Restate, word for word, all of the material shown below.

(Extracted data entries)
::::::::
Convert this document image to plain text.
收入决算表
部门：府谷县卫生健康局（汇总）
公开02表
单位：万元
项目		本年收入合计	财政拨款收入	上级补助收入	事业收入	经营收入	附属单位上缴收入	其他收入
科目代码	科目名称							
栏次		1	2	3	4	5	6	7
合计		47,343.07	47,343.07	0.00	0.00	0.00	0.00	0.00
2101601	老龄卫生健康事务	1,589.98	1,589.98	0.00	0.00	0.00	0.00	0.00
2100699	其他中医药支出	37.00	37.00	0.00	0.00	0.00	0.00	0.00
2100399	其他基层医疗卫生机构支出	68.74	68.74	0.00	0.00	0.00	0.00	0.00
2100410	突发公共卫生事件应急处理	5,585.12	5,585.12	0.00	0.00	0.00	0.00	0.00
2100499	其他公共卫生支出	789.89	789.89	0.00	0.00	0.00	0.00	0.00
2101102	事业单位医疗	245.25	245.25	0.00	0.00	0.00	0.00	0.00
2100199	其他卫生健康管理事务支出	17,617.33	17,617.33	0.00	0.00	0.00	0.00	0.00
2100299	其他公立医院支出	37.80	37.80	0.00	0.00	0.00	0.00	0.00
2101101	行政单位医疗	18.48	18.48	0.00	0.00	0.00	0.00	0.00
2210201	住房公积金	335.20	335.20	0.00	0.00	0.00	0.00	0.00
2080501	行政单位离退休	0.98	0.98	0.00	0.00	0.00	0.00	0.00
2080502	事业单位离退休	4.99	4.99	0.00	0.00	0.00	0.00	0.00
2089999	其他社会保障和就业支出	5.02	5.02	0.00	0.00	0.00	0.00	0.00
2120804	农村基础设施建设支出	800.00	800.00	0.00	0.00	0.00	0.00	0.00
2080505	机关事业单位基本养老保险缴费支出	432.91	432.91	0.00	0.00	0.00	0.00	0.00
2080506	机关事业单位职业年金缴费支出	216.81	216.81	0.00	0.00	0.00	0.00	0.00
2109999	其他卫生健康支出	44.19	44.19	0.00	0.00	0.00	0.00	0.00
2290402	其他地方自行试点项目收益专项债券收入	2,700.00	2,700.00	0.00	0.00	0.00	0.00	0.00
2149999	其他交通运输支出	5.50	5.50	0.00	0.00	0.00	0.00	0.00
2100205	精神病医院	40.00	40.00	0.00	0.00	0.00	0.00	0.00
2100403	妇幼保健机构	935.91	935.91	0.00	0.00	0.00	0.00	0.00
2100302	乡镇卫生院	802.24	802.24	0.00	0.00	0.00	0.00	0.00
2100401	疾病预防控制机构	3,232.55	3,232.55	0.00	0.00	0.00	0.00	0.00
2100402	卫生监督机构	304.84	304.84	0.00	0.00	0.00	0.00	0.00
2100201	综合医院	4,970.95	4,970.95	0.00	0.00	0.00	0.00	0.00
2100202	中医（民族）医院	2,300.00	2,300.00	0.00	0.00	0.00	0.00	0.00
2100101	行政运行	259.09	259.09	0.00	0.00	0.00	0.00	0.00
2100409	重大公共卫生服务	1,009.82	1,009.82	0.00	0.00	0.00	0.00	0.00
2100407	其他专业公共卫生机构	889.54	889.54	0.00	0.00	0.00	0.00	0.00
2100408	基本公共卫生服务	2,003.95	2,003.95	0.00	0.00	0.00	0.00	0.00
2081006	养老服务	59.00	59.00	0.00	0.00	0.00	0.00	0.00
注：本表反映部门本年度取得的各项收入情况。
::::::::
In response:
Convert this document image to plain text.
收入决算表
部门：府谷县卫生健康局（汇总）
公开02表
单位：万元
项目		本年收入合计	财政拨款收入	上级补助收入	事业收入	经营收入	附属单位上缴收入	其他收入
科目代码	科目名称							
栏次		1	2	3	4	5	6	7
合计		47,343.07	47,343.07	0.00	0.00	0.00	0.00	0.00
2101601	老龄卫生健康事务	1,589.98	1,589.98	0.00	0.00	0.00	0.00	0.00
2100699	其他中医药支出	37.00	37.00	0.00	0.00	0.00	0.00	0.00
2100399	其他基层医疗卫生机构支出	68.74	68.74	0.00	0.00	0.00	0.00	0.00
2100410	突发公共卫生事件应急处理	5,585.12	5,585.12	0.00	0.00	0.00	0.00	0.00
2100499	其他公共卫生支出	789.89	789.89	0.00	0.00	0.00	0.00	0.00
2101102	事业单位医疗	245.25	245.25	0.00	0.00	0.00	0.00	0.00
2100199	其他卫生健康管理事务支出	17,617.33	17,617.33	0.00	0.00	0.00	0.00	0.00
2100299	其他公立医院支出	37.80	37.80	0.00	0.00	0.00	0.00	0.00
2101101	行政单位医疗	18.48	18.48	0.00	0.00	0.00	0.00	0.00
2210201	住房公积金	335.20	335.20	0.00	0.00	0.00	0.00	0.00
2080501	行政单位离退休	0.98	0.98	0.00	0.00	0.00	0.00	0.00
2080502	事业单位离退休	4.99	4.99	0.00	0.00	0.00	0.00	0.00
2089999	其他社会保障和就业支出	5.02	5.02	0.00	0.00	0.00	0.00	0.00
2120804	农村基础设施建设支出	800.00	800.00	0.00	0.00	0.00	0.00	0.00
2080505	机关事业单位基本养老保险缴费支出	432.91	432.91	0.00	0.00	0.00	0.00	0.00
2080506	机关事业单位职业年金缴费支出	216.81	216.81	0.00	0.00	0.00	0.00	0.00
2109999	其他卫生健康支出	44.19	44.19	0.00	0.00	0.00	0.00	0.00
2290402	其他地方自行试点项目收益专项债券收入	2,700.00	2,700.00	0.00	0.00	0.00	0.00	0.00
2149999	其他交通运输支出	5.50	5.50	0.00	0.00	0.00	0.00	0.00
2100205	精神病医院	40.00	40.00	0.00	0.00	0.00	0.00	0.00
2100403	妇幼保健机构	935.91	935.91	0.00	0.00	0.00	0.00	0.00
2100302	乡镇卫生院	802.24	802.24	0.00	0.00	0.00	0.00	0.00
2100401	疾病预防控制机构	3,232.55	3,232.55	0.00	0.00	0.00	0.00	0.00
2100402	卫生监督机构	304.84	304.84	0.00	0.00	0.00	0.00	0.00
2100201	综合医院	4,970.95	4,970.95	0.00	0.00	0.00	0.00	0.00
2100202	中医（民族）医院	2,300.00	2,300.00	0.00	0.00	0.00	0.00	0.00
2100101	行政运行	259.09	259.09	0.00	0.00	0.00	0.00	0.00
2100409	重大公共卫生服务	1,009.82	1,009.82	0.00	0.00	0.00	0.00	0.00
2100407	其他专业公共卫生机构	889.54	889.54	0.00	0.00	0.00	0.00	0.00
2100408	基本公共卫生服务	2,003.95	2,003.95	0.00	0.00	0.00	0.00	0.00
2081006	养老服务	59.00	59.00	0.00	0.00	0.00	0.00	0.00
注：本表反映部门本年度取得的各项收入情况。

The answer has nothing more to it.